*SET TASK*
Every line that contains the word "práce" should be copied out.

*EXTRACTED ENTRIES*
__________________________________________________

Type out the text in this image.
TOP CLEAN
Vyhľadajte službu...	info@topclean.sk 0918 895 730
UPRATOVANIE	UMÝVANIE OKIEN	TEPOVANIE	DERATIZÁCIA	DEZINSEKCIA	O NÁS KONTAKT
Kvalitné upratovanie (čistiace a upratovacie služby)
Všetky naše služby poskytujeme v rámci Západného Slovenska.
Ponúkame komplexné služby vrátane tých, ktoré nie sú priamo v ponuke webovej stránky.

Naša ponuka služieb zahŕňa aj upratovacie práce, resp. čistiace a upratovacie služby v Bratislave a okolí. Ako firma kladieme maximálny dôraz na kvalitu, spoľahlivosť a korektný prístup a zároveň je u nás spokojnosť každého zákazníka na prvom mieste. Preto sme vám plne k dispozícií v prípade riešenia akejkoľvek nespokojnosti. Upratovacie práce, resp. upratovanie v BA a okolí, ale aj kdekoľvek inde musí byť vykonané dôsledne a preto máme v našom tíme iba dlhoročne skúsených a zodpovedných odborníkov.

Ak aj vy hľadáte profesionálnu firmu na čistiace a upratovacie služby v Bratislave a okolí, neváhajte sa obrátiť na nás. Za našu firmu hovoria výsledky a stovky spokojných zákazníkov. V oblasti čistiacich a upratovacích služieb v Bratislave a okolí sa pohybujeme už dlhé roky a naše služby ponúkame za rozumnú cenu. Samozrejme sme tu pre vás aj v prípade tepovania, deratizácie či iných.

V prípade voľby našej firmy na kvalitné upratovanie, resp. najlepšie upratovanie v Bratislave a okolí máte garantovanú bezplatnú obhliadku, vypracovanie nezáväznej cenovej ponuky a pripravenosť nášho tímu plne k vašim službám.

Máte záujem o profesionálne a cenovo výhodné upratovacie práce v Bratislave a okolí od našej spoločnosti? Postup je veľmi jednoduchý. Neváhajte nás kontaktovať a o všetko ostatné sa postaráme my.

__________________________________________________

*FINAL RESULT*
Naša ponuka služieb zahŕňa aj upratovacie práce, resp. čistiace a upratovacie služby v Bratislave a okolí. Ako firma kladieme maximálny dôraz na kvalitu, spoľahlivosť a korektný prístup a zároveň je u nás spokojnosť každého zákazníka na prvom mieste. Preto sme vám plne k dispozícií v prípade riešenia akejkoľvek nespokojnosti. Upratovacie práce, resp. upratovanie v BA a okolí, ale aj kdekoľvek inde musí byť vykonané dôsledne a preto máme v našom tíme iba dlhoročne skúsených a zodpovedných odborníkov.
Máte záujem o profesionálne a cenovo výhodné upratovacie práce v Bratislave a okolí od našej spoločnosti? Postup je veľmi jednoduchý. Neváhajte nás kontaktovať a o všetko ostatné sa postaráme my.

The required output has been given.